In the material below, the lines containing the word "eller" are required; copy each of them.

Records from a dataset
════

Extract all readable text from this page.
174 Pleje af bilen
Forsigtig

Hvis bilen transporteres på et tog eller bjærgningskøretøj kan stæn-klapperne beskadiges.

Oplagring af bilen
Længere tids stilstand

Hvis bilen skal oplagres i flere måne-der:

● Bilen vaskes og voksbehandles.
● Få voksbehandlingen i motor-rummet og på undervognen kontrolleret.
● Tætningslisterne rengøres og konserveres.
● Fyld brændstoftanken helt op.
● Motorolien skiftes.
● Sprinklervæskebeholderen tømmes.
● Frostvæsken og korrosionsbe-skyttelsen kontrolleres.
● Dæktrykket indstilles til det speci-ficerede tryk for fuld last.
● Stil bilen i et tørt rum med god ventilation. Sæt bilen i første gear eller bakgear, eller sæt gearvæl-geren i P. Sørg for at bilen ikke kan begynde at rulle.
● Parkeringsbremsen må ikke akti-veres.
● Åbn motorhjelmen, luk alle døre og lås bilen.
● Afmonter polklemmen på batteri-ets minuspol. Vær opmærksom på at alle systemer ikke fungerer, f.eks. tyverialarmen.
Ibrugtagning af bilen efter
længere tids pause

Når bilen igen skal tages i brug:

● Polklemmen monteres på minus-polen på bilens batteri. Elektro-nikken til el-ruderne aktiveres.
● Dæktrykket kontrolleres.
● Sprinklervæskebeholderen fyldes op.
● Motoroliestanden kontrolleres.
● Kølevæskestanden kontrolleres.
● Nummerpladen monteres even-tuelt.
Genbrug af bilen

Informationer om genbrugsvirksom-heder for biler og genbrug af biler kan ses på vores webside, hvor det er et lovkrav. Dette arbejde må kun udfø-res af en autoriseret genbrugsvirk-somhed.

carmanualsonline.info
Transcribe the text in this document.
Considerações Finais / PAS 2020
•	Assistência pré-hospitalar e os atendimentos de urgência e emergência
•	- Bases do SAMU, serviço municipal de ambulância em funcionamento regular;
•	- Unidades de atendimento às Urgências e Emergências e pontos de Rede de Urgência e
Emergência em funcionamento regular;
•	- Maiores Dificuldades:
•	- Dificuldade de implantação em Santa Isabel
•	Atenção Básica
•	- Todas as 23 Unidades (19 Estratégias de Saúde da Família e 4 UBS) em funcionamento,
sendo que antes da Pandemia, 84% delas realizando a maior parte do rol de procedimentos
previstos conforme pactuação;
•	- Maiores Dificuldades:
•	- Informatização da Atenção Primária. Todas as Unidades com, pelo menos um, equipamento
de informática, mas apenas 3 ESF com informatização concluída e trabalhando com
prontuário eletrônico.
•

════

SOLVED PROBLEM:
Hvis bilen transporteres på et tog eller bjærgningskøretøj kan stæn-klapperne beskadiges.
● Stil bilen i et tørt rum med god ventilation. Sæt bilen i første gear eller bakgear, eller sæt gearvæl-geren i P. Sørg for at bilen ikke kan begynde at rulle.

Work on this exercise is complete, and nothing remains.